* **Bereitgestellter Text**:

Im Mittelpunkt der Geschichte: Der selbstgestrickte Schal einer bayerischen Pendlerin. Über ein Jahr hinweg strickte sie für jede ihrer Bahnfahrten eine Reihe hinzu. In einer von drei unterschiedlichen Farben: Dunkelgrau, wenn ihr Zug höchstens fünf Minuten Verspätung hatte (d.h. „pünktlich“ nach Lesart der Bahn). Rosa für Verspätungen bis zu 30 Minuten. Rot, wenn sich ihre Reise um mehr als 30 Minuten verzögerte. Sie brauchte viel Rot und Rosa.

 

Screenshot Twitter: Der Verspätungsschal (auch: Derbahnschal genannt)
Quelle: Screenshot Twitter

 

Anfang Januar verbreitete ihre Tochter ein Foto des „Verspätungsschals“ bei Twitter – und traf einen Nerv. Der Tweet sammelte 23.000+ Likes (bzw. Herzen) und wurde mehr als 6.000-mal weitergeleitet. Der Schal fand seinen Weg in die Presse, und viele Leute fragten nach, ob der Schal käuflich zu erwerben sei. Deswegen entschied sich die strickende Pendlerin, den Verspätungsschal über eBay zu versteigern – und zwar zugunsten der Bahnhofsmission.

* **Extrahierte Datensätze**:
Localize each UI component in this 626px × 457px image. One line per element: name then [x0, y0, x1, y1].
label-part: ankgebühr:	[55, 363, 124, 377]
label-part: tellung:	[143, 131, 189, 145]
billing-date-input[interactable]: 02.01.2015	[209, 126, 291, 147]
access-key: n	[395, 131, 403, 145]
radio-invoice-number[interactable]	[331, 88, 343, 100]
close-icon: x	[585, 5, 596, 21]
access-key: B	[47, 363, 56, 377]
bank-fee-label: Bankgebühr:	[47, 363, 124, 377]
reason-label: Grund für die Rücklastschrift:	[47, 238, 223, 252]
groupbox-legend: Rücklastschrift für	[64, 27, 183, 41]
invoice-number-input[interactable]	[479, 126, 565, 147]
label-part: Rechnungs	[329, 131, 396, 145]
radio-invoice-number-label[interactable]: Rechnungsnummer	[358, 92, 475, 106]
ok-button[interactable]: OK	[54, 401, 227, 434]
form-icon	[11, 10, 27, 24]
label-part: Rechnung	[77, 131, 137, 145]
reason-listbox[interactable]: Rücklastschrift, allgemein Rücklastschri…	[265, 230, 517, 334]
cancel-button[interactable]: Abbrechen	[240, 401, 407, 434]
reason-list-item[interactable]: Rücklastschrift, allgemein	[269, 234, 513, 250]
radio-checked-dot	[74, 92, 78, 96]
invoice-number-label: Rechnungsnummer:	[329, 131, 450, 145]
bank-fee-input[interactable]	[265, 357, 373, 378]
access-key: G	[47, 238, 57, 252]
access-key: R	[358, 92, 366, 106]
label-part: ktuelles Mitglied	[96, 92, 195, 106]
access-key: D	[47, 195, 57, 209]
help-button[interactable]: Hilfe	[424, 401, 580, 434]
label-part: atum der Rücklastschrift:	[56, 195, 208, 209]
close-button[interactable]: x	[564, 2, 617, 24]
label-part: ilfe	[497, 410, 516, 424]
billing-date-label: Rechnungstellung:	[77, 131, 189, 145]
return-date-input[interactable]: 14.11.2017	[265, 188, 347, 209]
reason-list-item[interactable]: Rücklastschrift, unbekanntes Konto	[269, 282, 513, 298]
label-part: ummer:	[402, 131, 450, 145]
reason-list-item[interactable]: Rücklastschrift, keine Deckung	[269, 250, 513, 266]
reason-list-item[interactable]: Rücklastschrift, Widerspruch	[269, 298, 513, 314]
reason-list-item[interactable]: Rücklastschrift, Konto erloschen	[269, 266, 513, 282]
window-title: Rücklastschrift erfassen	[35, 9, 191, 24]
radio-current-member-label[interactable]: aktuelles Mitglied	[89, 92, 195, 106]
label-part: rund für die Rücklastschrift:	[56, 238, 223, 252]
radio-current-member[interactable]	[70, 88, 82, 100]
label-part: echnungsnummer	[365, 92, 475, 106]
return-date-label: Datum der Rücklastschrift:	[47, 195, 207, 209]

* **Aufgabenbeschreibung**: Führe den Text über den Verspätungsschal der bayerischen Pendlerin im Anschluss an seinen letzten Satz fort.

* **Ausgabe**:
Mit Erfolg: Der Schal ging für satte 7.550,- Euro über den Tisch. Und gekauft hat ihn: (Dramatische Pause…) Die Deutsche Bahn!

Im Hinblick auf Kommunikation und Reputation war das von allen Seiten gut gespielt.

Schon der Schal selbst ist eine tolle Idee: Er setzt ohne viele Worte, und vor allem ohne Ausfälligkeiten, ein visuell schnell begreifbares Statement, das die leidvollen Erfahrungen unzähliger Bahn-Kunden auf den Punkt bringt. Kein Wunder, dass der Tweet in den Sozialen und klassischen Medien so viel Wiederhall fand.

Hätte die Bahn darauf gar nicht reagiert, hätte dies wie ein überhebliches Desinteresse an den eigenen Kunden gewirkt. Jegliche Versuche, das viele Rot und Rosa in sachlichem Ton kleinzureden, wären unglaubwürdig gewesen und hätten vor allem uneinsichtig gewirkt. (Und hätte die Bahn in die Falle der asymmetrischen Krisenkommunikation geführt.)

Durch den Kauf des Schals sagt die Bahn hingegen ohne Worte: Liebe Kunden, wir hören Euch zu. Wir erkennen das Problem an. Es ist zwar zu groß, als dass wir es kurzfristig lösen könnten. Aber bitte seht unsere Bereitschaft, so viel Geld dafür locker zu machen, als Entschuldigung und ersten, ernst gemeinten Schritt zur Wiedergutmachung an.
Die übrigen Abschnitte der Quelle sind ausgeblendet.